--- begin ---

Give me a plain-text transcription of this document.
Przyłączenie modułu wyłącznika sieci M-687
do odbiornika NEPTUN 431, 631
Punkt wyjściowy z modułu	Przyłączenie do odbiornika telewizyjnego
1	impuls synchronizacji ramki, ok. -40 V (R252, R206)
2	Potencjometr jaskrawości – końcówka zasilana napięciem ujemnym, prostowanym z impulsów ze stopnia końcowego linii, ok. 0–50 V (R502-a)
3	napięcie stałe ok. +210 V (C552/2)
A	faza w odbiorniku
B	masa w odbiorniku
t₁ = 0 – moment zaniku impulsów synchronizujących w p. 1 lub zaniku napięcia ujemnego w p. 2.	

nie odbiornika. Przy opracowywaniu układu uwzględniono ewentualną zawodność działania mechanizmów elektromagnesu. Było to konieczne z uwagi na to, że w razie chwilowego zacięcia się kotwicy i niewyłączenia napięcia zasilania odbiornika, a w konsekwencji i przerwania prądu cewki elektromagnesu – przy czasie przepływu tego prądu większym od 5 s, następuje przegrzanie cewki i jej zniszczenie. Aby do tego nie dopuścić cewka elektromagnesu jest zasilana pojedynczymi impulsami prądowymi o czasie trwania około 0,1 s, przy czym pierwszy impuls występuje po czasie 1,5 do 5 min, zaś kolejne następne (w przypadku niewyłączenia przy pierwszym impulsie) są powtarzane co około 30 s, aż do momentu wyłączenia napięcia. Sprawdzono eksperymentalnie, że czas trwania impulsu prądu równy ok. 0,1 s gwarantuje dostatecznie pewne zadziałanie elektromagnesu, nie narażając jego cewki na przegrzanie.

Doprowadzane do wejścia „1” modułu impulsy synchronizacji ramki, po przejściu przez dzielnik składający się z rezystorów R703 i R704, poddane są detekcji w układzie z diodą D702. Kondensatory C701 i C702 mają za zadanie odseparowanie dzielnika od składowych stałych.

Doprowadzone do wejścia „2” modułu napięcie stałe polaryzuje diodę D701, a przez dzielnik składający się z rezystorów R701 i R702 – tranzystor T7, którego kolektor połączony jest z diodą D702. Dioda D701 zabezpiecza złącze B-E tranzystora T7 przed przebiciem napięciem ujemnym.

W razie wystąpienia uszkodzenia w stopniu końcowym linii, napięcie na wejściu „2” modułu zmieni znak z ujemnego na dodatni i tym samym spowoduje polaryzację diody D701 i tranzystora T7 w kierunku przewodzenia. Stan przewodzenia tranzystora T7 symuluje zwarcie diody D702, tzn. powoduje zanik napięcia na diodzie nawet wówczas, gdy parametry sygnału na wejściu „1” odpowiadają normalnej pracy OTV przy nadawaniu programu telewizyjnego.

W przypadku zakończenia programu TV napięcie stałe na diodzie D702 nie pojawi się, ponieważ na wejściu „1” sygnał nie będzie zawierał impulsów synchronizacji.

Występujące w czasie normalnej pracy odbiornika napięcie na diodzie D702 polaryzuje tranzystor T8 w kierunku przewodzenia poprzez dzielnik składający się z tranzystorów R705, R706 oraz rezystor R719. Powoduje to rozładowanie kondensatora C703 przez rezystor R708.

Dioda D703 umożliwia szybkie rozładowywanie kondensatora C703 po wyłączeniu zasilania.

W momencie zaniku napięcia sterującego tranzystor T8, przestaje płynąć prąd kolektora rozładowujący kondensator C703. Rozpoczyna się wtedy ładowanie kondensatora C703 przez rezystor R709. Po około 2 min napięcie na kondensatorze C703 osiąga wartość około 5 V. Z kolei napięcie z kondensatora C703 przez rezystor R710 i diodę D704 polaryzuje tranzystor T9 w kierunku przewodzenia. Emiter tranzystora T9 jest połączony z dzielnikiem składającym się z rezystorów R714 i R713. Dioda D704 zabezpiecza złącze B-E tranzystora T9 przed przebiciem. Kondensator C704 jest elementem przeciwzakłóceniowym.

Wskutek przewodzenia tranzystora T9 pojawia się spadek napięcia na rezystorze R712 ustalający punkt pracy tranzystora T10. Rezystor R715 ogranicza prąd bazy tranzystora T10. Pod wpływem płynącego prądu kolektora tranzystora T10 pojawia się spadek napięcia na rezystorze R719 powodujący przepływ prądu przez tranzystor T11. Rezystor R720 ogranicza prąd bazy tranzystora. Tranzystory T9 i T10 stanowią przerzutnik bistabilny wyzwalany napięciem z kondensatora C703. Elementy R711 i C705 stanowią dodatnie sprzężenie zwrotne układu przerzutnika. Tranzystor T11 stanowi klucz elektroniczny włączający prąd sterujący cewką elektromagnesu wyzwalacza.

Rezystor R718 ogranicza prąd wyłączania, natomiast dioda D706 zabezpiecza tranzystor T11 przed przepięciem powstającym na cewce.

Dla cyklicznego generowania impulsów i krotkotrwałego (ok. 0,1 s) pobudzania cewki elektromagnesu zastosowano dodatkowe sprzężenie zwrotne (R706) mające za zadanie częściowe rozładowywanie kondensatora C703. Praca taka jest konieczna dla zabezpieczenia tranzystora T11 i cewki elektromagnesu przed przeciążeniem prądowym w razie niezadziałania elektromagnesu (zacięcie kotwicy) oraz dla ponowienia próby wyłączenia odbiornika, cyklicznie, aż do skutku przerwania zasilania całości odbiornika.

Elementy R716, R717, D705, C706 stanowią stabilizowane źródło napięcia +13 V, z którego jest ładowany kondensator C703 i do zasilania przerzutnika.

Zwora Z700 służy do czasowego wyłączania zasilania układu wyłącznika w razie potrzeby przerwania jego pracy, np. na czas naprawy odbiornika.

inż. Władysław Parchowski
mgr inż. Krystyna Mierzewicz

--- end ---

Problem statement. Gather up the lines that contain the word "telewizyjnego".

Answer to this task.
Punkt wyjściowy z modułu	Przyłączenie do odbiornika telewizyjnego
W razie wystąpienia uszkodzenia w stopniu końcowym linii, napięcie na wejściu „2” modułu zmieni znak z ujemnego na dodatni i tym samym spowoduje polaryzację diody D701 i tranzystora T7 w kierunku przewodzenia. Stan przewodzenia tranzystora T7 symuluje zwarcie diody D702, tzn. powoduje zanik napięcia na diodzie nawet wówczas, gdy parametry sygnału na wejściu „1” odpowiadają normalnej pracy OTV przy nadawaniu programu telewizyjnego.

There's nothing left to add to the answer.